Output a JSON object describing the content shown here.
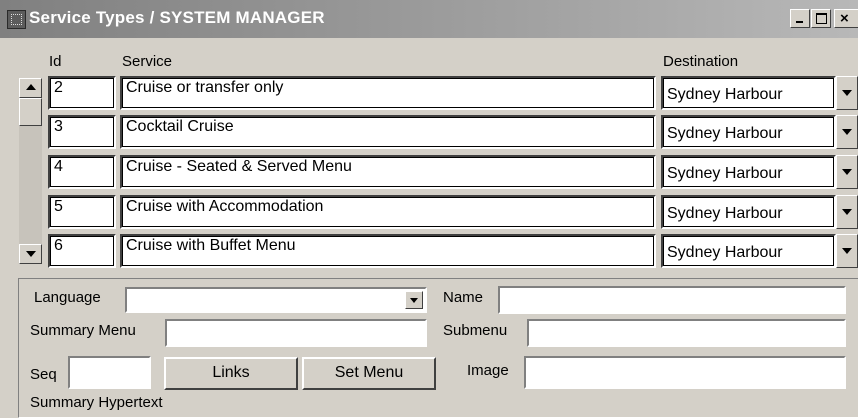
{
  "window": {
    "title": "Service Types / SYSTEM MANAGER"
  },
  "grid": {
    "headers": {
      "id": "Id",
      "service": "Service",
      "destination": "Destination"
    },
    "rows": [
      {
        "id": "2",
        "service": "Cruise or transfer only",
        "destination": "Sydney Harbour"
      },
      {
        "id": "3",
        "service": "Cocktail Cruise",
        "destination": "Sydney Harbour"
      },
      {
        "id": "4",
        "service": "Cruise - Seated & Served Menu",
        "destination": "Sydney Harbour"
      },
      {
        "id": "5",
        "service": "Cruise with Accommodation",
        "destination": "Sydney Harbour"
      },
      {
        "id": "6",
        "service": "Cruise with Buffet Menu",
        "destination": "Sydney Harbour"
      }
    ]
  },
  "form": {
    "language_label": "Language",
    "language_value": "",
    "name_label": "Name",
    "name_value": "",
    "summary_menu_label": "Summary Menu",
    "summary_menu_value": "",
    "submenu_label": "Submenu",
    "submenu_value": "",
    "seq_label": "Seq",
    "seq_value": "",
    "links_button": "Links",
    "set_menu_button": "Set Menu",
    "image_label": "Image",
    "image_value": "",
    "summary_hypertext_label": "Summary Hypertext"
  },
  "colors": {
    "window_bg": "#d4d0c8",
    "titlebar": "#808080",
    "field_bg": "#ffffff"
  },
  "icons": {
    "app": "app-icon",
    "minimize": "minimize-icon",
    "maximize": "maximize-icon",
    "close": "close-icon",
    "scroll_up": "arrow-up-icon",
    "scroll_down": "arrow-down-icon",
    "dropdown": "chevron-down-icon"
  }
}
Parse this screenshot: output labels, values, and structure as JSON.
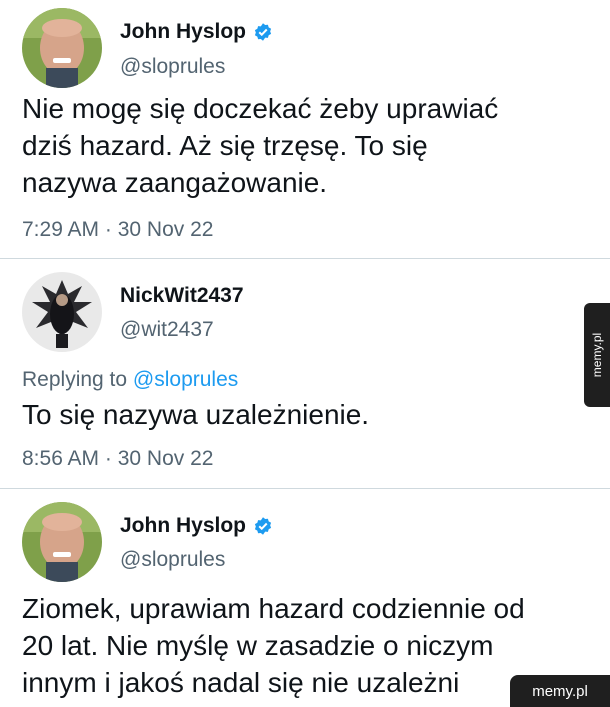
{
  "tweets": [
    {
      "name": "John Hyslop",
      "verified": true,
      "handle": "@sloprules",
      "text_lines": [
        "Nie mogę się doczekać żeby uprawiać",
        "dziś hazard. Aż się trzęsę. To się",
        "nazywa zaangażowanie."
      ],
      "timestamp": "7:29 AM · 30 Nov 22"
    },
    {
      "name": "NickWit2437",
      "verified": false,
      "handle": "@wit2437",
      "replying_prefix": "Replying to",
      "replying_handle": "@sloprules",
      "text_lines": [
        "To się nazywa uzależnienie."
      ],
      "timestamp": "8:56 AM · 30 Nov 22"
    },
    {
      "name": "John Hyslop",
      "verified": true,
      "handle": "@sloprules",
      "text_lines": [
        "Ziomek, uprawiam hazard codziennie od",
        "20 lat. Nie myślę w zasadzie o niczym",
        "innym i jakoś nadal się nie uzależni"
      ]
    }
  ],
  "watermarks": {
    "side": "memy.pl",
    "corner": "memy.pl"
  },
  "colors": {
    "verified_badge": "#1d9bf0",
    "link": "#1d9bf0",
    "secondary_text": "#536471"
  }
}
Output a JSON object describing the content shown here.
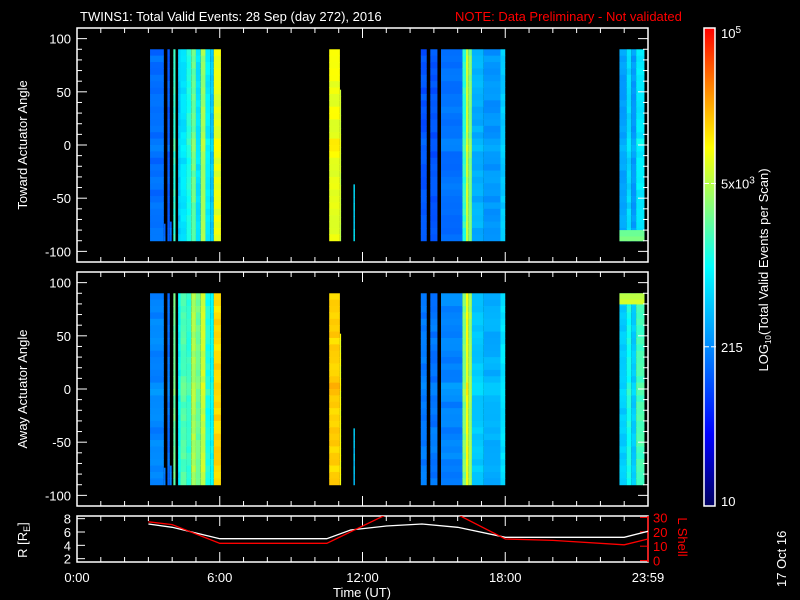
{
  "title": {
    "main": "TWINS1: Total Valid Events: 28 Sep (day 272), 2016",
    "note": "NOTE: Data Preliminary - Not validated"
  },
  "date_stamp": "17 Oct 16",
  "colors": {
    "note": "#ff0000",
    "l_shell": "#ff0000",
    "r_line": "#ffffff",
    "axes": "#ffffff",
    "background": "#000000"
  },
  "chart_data": [
    {
      "type": "heatmap",
      "panel": "toward",
      "ylabel": "Toward Actuator Angle",
      "ylim": [
        -110,
        110
      ],
      "yticks": [
        100,
        50,
        0,
        -50,
        -100
      ],
      "xlim_hours": [
        0,
        24
      ],
      "angle_range": [
        -90,
        90
      ],
      "strips": [
        {
          "t0": 3.07,
          "t1": 3.65,
          "value": 150,
          "ymin": -90
        },
        {
          "t0": 3.65,
          "t1": 3.72,
          "value": 140,
          "ymin": -90,
          "ymax": -74
        },
        {
          "t0": 3.8,
          "t1": 3.9,
          "value": 120,
          "ymin": -90
        },
        {
          "t0": 3.9,
          "t1": 3.98,
          "value": 140,
          "ymin": -90,
          "ymax": -72
        },
        {
          "t0": 4.05,
          "t1": 4.14,
          "value": 1500
        },
        {
          "t0": 4.25,
          "t1": 4.35,
          "value": 500
        },
        {
          "t0": 4.35,
          "t1": 4.6,
          "value": 700
        },
        {
          "t0": 4.6,
          "t1": 4.8,
          "value": 1200
        },
        {
          "t0": 4.8,
          "t1": 5.0,
          "value": 2500
        },
        {
          "t0": 5.0,
          "t1": 5.2,
          "value": 700
        },
        {
          "t0": 5.2,
          "t1": 5.4,
          "value": 4000
        },
        {
          "t0": 5.4,
          "t1": 5.6,
          "value": 800
        },
        {
          "t0": 5.6,
          "t1": 5.75,
          "value": 500
        },
        {
          "t0": 5.75,
          "t1": 6.05,
          "value": 8000
        },
        {
          "t0": 10.6,
          "t1": 11.05,
          "value": 8500
        },
        {
          "t0": 11.05,
          "t1": 11.1,
          "value": 6000,
          "ymax": 52
        },
        {
          "t0": 11.62,
          "t1": 11.68,
          "value": 700,
          "ymax": -37
        },
        {
          "t0": 14.45,
          "t1": 14.7,
          "value": 110
        },
        {
          "t0": 14.85,
          "t1": 15.15,
          "value": 110
        },
        {
          "t0": 15.3,
          "t1": 16.2,
          "value": 160
        },
        {
          "t0": 16.2,
          "t1": 16.35,
          "value": 1500
        },
        {
          "t0": 16.35,
          "t1": 16.45,
          "value": 6000
        },
        {
          "t0": 16.45,
          "t1": 16.6,
          "value": 3000
        },
        {
          "t0": 16.6,
          "t1": 17.1,
          "value": 350
        },
        {
          "t0": 17.1,
          "t1": 17.8,
          "value": 250
        },
        {
          "t0": 17.8,
          "t1": 18.0,
          "value": 500
        },
        {
          "t0": 22.8,
          "t1": 23.1,
          "value": 300
        },
        {
          "t0": 23.1,
          "t1": 23.3,
          "value": 600
        },
        {
          "t0": 23.3,
          "t1": 23.5,
          "value": 280
        },
        {
          "t0": 23.5,
          "t1": 23.85,
          "value": 800
        },
        {
          "t0": 22.8,
          "t1": 23.85,
          "value": 2500,
          "ymax": -80
        }
      ]
    },
    {
      "type": "heatmap",
      "panel": "away",
      "ylabel": "Away Actuator Angle",
      "ylim": [
        -110,
        110
      ],
      "yticks": [
        100,
        50,
        0,
        -50,
        -100
      ],
      "xlim_hours": [
        0,
        24
      ],
      "angle_range": [
        -90,
        90
      ],
      "strips": [
        {
          "t0": 3.07,
          "t1": 3.65,
          "value": 200,
          "ymin": -90
        },
        {
          "t0": 3.65,
          "t1": 3.72,
          "value": 180,
          "ymin": -90,
          "ymax": -74
        },
        {
          "t0": 3.8,
          "t1": 3.9,
          "value": 160,
          "ymin": -90
        },
        {
          "t0": 3.9,
          "t1": 3.98,
          "value": 160,
          "ymin": -90,
          "ymax": -72
        },
        {
          "t0": 4.05,
          "t1": 4.14,
          "value": 2500
        },
        {
          "t0": 4.25,
          "t1": 4.35,
          "value": 900
        },
        {
          "t0": 4.35,
          "t1": 4.6,
          "value": 2000
        },
        {
          "t0": 4.6,
          "t1": 4.8,
          "value": 1500
        },
        {
          "t0": 4.8,
          "t1": 5.0,
          "value": 4500
        },
        {
          "t0": 5.0,
          "t1": 5.2,
          "value": 2500
        },
        {
          "t0": 5.2,
          "t1": 5.4,
          "value": 6000
        },
        {
          "t0": 5.4,
          "t1": 5.6,
          "value": 1200
        },
        {
          "t0": 5.6,
          "t1": 5.75,
          "value": 1000
        },
        {
          "t0": 5.75,
          "t1": 6.05,
          "value": 14000
        },
        {
          "t0": 10.6,
          "t1": 11.05,
          "value": 15000
        },
        {
          "t0": 11.05,
          "t1": 11.1,
          "value": 9000,
          "ymax": 52
        },
        {
          "t0": 11.62,
          "t1": 11.68,
          "value": 500,
          "ymax": -37
        },
        {
          "t0": 14.45,
          "t1": 14.7,
          "value": 170
        },
        {
          "t0": 14.85,
          "t1": 15.15,
          "value": 170
        },
        {
          "t0": 15.3,
          "t1": 16.2,
          "value": 200
        },
        {
          "t0": 16.2,
          "t1": 16.35,
          "value": 3000
        },
        {
          "t0": 16.35,
          "t1": 16.45,
          "value": 9000
        },
        {
          "t0": 16.45,
          "t1": 16.6,
          "value": 4000
        },
        {
          "t0": 16.6,
          "t1": 17.1,
          "value": 500
        },
        {
          "t0": 17.1,
          "t1": 17.8,
          "value": 350
        },
        {
          "t0": 17.8,
          "t1": 18.0,
          "value": 700
        },
        {
          "t0": 22.8,
          "t1": 23.1,
          "value": 500
        },
        {
          "t0": 23.1,
          "t1": 23.3,
          "value": 1200
        },
        {
          "t0": 23.3,
          "t1": 23.5,
          "value": 500
        },
        {
          "t0": 23.5,
          "t1": 23.85,
          "value": 1800
        },
        {
          "t0": 22.8,
          "t1": 23.85,
          "value": 6000,
          "ymin": 80
        }
      ]
    },
    {
      "type": "line",
      "panel": "orbit",
      "xlabel": "Time (UT)",
      "xticklabels": [
        "0:00",
        "6:00",
        "12:00",
        "18:00",
        "23:59"
      ],
      "xticks_hours": [
        0,
        6,
        12,
        18,
        24
      ],
      "ylabel": "R [R_E]",
      "ylabel_main": "R [R",
      "ylabel_sub": "E",
      "ylabel_close": "]",
      "ylim": [
        1.5,
        8.4
      ],
      "yticks": [
        2,
        4,
        6,
        8
      ],
      "y2label": "L Shell",
      "y2lim": [
        -1,
        31
      ],
      "y2ticks": [
        0,
        10,
        20,
        30
      ],
      "series": [
        {
          "name": "R",
          "color": "#ffffff",
          "x": [
            3,
            4,
            6,
            10.5,
            11.5,
            13,
            14.5,
            16,
            18,
            23,
            24
          ],
          "y": [
            7.2,
            6.7,
            5.0,
            5.0,
            6.3,
            6.9,
            7.2,
            6.7,
            5.2,
            5.2,
            6.1
          ]
        },
        {
          "name": "L Shell",
          "color": "#ff0000",
          "x": [
            3,
            4,
            6,
            10.5,
            13,
            16,
            18,
            20,
            23,
            24
          ],
          "y": [
            27,
            25,
            12,
            12,
            32,
            32,
            15,
            14,
            11,
            15
          ]
        }
      ]
    }
  ],
  "colorbar": {
    "label_prefix": "LOG",
    "label_sub": "10",
    "label_rest": "(Total Valid Events per Scan)",
    "range": [
      10,
      100000
    ],
    "ticks": [
      {
        "value": 10,
        "label": "10"
      },
      {
        "value": 215,
        "label": "215"
      },
      {
        "value": 5000,
        "label": "5x10",
        "sup": "3"
      },
      {
        "value": 100000,
        "label": "10",
        "sup": "5"
      }
    ]
  }
}
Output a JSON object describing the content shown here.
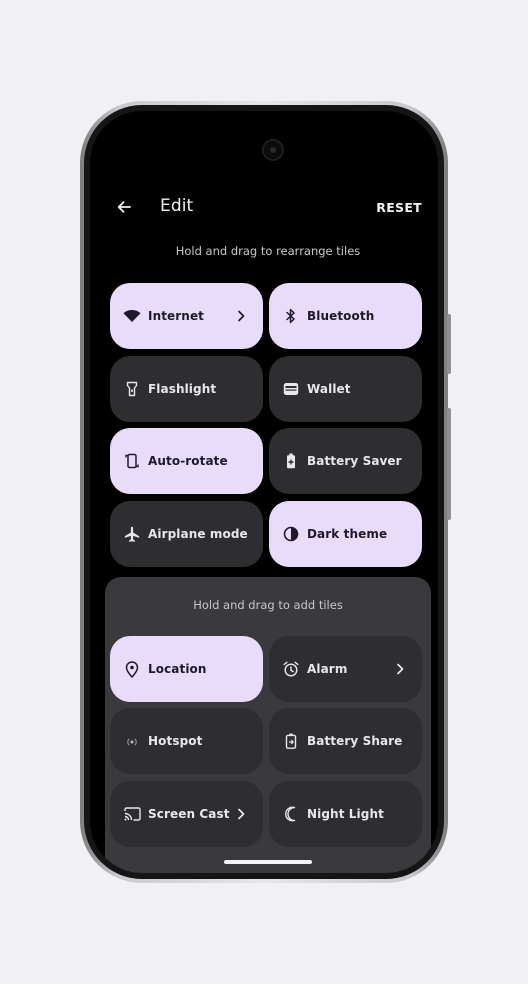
{
  "header": {
    "title": "Edit",
    "reset_label": "RESET"
  },
  "current_tiles": {
    "hint": "Hold and drag to rearrange tiles",
    "tiles": [
      {
        "label": "Internet",
        "icon": "wifi-icon",
        "active": true,
        "chevron": true
      },
      {
        "label": "Bluetooth",
        "icon": "bluetooth-icon",
        "active": true,
        "chevron": false
      },
      {
        "label": "Flashlight",
        "icon": "flashlight-icon",
        "active": false,
        "chevron": false
      },
      {
        "label": "Wallet",
        "icon": "wallet-icon",
        "active": false,
        "chevron": false
      },
      {
        "label": "Auto-rotate",
        "icon": "auto-rotate-icon",
        "active": true,
        "chevron": false
      },
      {
        "label": "Battery Saver",
        "icon": "battery-saver-icon",
        "active": false,
        "chevron": false
      },
      {
        "label": "Airplane mode",
        "icon": "airplane-icon",
        "active": false,
        "chevron": false
      },
      {
        "label": "Dark theme",
        "icon": "dark-theme-icon",
        "active": true,
        "chevron": false
      }
    ]
  },
  "available_tiles": {
    "hint": "Hold and drag to add tiles",
    "tiles": [
      {
        "label": "Location",
        "icon": "location-icon",
        "active": true,
        "chevron": false
      },
      {
        "label": "Alarm",
        "icon": "alarm-icon",
        "active": false,
        "chevron": true
      },
      {
        "label": "Hotspot",
        "icon": "hotspot-icon",
        "active": false,
        "chevron": false
      },
      {
        "label": "Battery Share",
        "icon": "battery-share-icon",
        "active": false,
        "chevron": false
      },
      {
        "label": "Screen Cast",
        "icon": "screen-cast-icon",
        "active": false,
        "chevron": true
      },
      {
        "label": "Night Light",
        "icon": "night-light-icon",
        "active": false,
        "chevron": false
      }
    ]
  },
  "colors": {
    "tile_active": "#e8dcfa",
    "tile_inactive": "#2e2e31",
    "panel": "#3a393d",
    "screen": "#000000"
  }
}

━━━━━━

Work required: Looking at the data above, show all lines where the word "Hold" occurs.

Task response:
    "hint": "Hold and drag to rearrange tiles",
    "hint": "Hold and drag to add tiles",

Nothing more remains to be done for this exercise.